» Short problem: Scan the listing below and copy every line holding "this".

[Saved data entries]

************

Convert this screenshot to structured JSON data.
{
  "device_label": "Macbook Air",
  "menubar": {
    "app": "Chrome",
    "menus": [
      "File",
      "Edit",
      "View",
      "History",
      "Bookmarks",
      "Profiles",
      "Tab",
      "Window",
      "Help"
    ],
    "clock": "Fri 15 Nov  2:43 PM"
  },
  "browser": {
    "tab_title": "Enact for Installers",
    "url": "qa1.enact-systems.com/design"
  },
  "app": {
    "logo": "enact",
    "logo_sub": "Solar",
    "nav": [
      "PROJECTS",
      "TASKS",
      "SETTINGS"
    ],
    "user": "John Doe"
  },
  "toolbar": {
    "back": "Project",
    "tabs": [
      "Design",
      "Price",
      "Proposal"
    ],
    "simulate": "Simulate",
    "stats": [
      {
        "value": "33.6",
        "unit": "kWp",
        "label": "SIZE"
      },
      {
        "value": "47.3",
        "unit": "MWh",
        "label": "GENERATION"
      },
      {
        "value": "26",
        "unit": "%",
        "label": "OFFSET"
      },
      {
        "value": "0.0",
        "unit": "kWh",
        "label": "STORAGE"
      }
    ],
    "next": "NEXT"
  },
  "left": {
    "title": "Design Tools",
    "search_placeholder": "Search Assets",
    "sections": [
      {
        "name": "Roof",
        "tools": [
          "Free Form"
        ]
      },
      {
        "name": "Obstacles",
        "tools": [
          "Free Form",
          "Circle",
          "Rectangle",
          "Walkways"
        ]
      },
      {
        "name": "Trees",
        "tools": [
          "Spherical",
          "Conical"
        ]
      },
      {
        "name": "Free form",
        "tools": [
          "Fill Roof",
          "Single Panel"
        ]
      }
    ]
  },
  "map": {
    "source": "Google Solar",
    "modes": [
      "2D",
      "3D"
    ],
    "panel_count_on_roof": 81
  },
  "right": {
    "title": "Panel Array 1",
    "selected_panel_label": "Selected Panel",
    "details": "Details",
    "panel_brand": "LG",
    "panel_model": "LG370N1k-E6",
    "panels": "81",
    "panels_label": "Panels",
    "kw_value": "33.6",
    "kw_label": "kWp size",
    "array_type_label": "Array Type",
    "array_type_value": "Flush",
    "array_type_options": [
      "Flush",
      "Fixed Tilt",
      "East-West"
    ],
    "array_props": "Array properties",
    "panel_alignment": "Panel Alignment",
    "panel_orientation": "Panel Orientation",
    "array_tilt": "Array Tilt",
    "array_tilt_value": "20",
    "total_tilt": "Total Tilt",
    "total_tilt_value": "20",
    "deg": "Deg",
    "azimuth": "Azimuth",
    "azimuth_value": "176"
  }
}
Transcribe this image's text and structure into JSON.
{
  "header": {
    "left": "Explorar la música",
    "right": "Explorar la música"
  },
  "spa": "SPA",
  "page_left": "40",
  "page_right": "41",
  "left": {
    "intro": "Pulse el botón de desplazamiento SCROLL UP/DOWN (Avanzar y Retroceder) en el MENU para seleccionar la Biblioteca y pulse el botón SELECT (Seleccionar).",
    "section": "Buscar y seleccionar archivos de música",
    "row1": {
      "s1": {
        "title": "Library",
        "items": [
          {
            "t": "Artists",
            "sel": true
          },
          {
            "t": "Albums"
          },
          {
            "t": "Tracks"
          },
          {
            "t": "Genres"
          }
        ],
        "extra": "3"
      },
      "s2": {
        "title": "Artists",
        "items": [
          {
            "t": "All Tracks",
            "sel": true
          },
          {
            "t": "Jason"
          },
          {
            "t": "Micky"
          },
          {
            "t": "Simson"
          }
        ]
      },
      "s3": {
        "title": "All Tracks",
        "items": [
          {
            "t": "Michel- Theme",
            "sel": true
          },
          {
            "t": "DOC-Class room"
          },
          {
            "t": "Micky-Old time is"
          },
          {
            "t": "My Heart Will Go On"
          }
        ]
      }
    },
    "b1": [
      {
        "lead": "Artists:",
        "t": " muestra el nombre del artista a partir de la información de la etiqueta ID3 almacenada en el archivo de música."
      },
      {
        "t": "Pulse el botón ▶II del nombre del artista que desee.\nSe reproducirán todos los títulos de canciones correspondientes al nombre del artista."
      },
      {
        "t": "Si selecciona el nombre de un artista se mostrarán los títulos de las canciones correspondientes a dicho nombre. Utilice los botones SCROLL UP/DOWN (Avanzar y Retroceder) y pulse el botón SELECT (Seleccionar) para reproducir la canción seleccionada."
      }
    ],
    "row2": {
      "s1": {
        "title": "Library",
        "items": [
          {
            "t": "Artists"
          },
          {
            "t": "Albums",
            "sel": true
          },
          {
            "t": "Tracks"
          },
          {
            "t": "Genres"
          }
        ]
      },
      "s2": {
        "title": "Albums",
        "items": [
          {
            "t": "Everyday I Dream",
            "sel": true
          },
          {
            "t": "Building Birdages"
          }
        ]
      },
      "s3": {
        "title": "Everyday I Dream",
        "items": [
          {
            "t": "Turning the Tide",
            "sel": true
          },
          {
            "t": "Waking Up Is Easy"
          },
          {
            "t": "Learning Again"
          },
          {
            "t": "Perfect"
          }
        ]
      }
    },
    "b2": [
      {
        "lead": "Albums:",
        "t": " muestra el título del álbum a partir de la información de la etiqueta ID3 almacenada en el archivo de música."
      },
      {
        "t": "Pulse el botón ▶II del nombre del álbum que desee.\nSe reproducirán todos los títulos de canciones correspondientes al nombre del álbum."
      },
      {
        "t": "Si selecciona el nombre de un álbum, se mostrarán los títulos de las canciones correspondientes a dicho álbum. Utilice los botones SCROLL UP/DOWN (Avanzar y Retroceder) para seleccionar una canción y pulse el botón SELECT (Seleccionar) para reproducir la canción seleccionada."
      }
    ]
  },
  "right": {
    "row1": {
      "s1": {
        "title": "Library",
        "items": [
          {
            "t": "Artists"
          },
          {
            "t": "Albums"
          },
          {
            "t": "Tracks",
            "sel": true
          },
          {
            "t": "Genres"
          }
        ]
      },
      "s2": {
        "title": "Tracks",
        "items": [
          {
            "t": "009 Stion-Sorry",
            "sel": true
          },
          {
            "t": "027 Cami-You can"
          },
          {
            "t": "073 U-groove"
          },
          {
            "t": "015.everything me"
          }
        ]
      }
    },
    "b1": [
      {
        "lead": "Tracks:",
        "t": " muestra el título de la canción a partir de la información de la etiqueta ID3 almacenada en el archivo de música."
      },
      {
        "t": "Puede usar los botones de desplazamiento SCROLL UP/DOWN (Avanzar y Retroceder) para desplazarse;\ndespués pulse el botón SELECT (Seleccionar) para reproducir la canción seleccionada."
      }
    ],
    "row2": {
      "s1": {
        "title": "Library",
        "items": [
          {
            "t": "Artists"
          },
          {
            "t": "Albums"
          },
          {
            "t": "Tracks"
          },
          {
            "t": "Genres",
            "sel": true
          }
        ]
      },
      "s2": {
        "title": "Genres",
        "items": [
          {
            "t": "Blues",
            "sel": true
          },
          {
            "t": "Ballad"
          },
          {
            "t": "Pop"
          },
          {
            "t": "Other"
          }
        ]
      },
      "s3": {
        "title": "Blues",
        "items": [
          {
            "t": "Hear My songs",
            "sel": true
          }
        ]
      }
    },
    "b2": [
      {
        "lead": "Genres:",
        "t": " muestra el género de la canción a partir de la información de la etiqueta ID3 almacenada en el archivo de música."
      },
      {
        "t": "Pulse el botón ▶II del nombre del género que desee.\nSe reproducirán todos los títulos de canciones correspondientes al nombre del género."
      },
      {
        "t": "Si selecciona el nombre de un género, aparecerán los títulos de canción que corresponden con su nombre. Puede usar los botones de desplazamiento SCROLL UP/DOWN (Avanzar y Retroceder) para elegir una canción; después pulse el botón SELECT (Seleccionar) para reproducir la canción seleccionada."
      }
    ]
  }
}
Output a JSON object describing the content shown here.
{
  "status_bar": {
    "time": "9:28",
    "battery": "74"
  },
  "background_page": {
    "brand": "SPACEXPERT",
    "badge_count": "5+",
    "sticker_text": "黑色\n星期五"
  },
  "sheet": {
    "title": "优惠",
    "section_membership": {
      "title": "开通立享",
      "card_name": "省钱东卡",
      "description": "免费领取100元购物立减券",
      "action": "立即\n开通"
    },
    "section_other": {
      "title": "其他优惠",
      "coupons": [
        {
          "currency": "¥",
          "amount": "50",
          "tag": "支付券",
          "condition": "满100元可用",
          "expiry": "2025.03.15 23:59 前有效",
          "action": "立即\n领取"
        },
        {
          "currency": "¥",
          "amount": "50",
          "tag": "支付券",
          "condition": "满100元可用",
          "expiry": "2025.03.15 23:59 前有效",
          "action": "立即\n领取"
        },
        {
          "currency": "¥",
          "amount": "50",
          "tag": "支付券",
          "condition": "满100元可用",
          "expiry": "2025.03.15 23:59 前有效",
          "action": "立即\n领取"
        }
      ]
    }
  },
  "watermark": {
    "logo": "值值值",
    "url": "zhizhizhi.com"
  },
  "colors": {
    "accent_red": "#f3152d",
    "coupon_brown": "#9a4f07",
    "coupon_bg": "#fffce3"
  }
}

************

» Expected answer:
Convert this screenshot to structured JSON data.
Transcribe this image's text and structure into JSON.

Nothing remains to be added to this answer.